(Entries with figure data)
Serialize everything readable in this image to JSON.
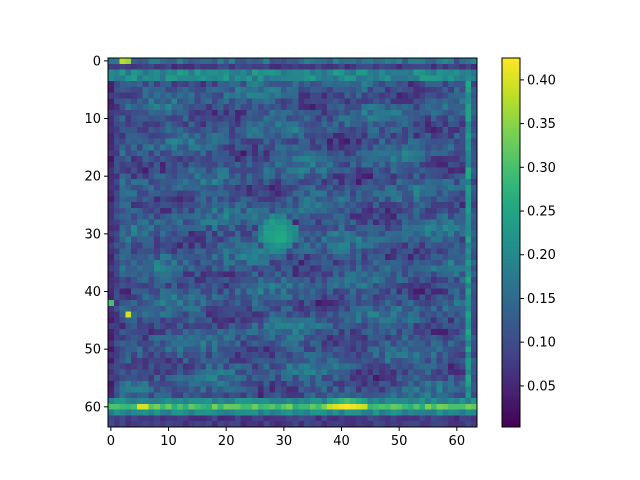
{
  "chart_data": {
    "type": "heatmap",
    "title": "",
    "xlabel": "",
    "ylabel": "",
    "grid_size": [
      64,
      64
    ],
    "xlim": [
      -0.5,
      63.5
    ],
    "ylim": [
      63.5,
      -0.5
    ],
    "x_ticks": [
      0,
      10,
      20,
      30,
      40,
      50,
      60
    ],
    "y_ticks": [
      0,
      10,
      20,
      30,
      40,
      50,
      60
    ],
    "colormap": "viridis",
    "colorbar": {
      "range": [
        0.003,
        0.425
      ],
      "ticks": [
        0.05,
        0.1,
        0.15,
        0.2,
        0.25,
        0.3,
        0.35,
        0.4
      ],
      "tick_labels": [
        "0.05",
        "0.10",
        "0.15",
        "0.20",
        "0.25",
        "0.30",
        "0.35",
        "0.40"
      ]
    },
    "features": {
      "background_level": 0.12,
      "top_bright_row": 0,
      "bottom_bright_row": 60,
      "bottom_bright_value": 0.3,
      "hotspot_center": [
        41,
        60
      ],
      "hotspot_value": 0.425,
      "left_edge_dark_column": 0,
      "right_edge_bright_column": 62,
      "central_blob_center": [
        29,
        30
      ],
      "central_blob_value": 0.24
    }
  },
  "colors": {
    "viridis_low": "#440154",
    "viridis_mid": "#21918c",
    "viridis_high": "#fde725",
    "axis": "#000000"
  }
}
* * *
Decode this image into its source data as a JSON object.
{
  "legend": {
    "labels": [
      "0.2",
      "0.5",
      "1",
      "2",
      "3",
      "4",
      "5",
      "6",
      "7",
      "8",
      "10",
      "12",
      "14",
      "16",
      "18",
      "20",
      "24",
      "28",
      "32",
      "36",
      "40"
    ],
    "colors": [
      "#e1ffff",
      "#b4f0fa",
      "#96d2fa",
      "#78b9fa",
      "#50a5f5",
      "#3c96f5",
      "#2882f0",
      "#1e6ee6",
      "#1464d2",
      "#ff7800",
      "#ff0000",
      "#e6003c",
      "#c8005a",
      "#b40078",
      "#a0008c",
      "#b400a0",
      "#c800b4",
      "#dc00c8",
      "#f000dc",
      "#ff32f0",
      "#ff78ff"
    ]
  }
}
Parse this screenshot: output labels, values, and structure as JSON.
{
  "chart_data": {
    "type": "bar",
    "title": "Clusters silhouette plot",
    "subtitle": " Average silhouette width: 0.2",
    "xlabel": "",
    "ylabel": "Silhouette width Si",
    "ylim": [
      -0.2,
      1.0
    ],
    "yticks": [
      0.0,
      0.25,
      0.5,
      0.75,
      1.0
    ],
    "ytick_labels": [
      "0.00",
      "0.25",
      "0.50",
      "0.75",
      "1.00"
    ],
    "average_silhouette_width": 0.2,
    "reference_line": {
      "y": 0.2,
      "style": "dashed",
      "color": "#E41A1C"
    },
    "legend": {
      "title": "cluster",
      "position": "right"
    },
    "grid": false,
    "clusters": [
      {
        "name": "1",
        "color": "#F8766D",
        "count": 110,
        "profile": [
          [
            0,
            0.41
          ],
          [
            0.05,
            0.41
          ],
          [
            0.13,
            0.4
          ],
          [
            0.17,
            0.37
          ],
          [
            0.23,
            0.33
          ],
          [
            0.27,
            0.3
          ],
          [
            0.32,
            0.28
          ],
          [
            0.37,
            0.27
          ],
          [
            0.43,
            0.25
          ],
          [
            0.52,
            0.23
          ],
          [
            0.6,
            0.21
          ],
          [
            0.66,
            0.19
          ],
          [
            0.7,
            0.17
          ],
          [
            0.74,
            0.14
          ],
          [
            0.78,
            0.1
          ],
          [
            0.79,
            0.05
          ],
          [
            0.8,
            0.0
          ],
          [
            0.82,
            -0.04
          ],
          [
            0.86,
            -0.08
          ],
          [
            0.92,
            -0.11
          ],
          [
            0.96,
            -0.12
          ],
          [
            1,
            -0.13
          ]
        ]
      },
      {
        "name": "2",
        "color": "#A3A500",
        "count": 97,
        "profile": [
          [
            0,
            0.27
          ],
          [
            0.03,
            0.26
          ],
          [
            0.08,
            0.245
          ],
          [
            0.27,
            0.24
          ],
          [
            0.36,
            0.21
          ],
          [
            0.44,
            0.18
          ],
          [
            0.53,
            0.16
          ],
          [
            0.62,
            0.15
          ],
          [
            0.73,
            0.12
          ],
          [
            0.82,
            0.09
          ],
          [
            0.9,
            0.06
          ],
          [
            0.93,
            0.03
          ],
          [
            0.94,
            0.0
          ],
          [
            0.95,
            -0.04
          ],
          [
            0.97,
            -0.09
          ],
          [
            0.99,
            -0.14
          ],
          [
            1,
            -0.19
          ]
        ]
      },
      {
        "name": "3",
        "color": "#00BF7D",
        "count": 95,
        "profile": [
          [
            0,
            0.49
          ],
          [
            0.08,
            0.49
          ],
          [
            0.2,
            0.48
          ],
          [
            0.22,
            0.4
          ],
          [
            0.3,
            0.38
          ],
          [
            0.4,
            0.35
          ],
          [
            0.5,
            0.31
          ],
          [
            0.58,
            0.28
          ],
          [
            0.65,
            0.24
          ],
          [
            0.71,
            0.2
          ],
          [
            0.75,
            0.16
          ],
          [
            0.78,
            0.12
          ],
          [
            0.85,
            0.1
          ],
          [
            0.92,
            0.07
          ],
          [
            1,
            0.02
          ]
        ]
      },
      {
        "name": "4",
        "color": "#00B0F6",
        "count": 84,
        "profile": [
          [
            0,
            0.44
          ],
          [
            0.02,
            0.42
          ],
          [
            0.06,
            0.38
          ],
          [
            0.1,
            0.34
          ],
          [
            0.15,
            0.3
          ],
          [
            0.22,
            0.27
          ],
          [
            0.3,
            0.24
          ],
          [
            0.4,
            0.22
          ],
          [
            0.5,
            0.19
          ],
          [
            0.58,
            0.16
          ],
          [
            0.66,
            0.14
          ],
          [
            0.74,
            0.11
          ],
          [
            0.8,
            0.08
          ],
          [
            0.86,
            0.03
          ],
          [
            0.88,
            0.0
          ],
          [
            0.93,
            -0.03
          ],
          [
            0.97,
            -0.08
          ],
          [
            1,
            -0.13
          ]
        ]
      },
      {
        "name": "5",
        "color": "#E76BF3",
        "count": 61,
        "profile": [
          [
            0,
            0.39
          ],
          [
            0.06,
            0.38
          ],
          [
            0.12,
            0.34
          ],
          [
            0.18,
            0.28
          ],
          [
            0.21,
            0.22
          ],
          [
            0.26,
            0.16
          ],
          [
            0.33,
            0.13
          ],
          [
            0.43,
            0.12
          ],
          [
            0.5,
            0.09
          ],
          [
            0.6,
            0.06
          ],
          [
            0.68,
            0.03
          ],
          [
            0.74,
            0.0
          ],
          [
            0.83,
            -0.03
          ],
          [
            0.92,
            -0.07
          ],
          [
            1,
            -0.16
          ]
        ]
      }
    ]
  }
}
---
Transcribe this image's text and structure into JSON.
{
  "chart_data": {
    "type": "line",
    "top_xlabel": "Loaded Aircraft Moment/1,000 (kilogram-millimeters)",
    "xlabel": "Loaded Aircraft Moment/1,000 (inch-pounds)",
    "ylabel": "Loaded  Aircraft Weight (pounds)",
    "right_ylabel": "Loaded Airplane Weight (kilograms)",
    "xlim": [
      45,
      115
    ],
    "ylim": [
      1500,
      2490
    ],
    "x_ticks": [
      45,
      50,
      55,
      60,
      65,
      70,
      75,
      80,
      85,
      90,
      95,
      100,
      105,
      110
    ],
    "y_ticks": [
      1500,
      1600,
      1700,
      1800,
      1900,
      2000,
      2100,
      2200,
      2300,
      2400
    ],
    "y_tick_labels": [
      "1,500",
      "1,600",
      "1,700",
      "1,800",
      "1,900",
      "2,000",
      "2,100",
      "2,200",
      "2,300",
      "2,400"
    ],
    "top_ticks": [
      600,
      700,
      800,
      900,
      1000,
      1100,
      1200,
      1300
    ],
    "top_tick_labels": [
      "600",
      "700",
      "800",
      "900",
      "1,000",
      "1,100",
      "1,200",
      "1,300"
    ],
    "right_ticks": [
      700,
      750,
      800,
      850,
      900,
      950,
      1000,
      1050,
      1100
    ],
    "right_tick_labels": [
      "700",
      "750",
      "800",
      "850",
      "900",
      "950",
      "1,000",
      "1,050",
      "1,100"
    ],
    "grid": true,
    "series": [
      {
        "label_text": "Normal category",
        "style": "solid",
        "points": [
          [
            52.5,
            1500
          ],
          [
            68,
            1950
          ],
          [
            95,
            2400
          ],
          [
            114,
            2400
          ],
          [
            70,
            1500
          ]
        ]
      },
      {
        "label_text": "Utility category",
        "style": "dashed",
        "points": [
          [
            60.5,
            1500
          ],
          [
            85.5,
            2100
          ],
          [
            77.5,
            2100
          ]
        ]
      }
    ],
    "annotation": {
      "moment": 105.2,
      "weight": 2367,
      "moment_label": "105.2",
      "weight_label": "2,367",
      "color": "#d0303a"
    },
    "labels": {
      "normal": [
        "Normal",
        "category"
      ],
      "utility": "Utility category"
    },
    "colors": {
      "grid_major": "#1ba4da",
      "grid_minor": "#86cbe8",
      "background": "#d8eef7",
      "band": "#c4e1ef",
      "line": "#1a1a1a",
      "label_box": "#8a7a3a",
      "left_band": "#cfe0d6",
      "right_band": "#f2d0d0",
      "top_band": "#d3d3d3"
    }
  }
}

[DIRECTION] Copy each line above that contains the word "count".

[SOLUTION]
        "count": 110,
        "count": 97,
        "count": 95,
        "count": 84,
        "count": 61,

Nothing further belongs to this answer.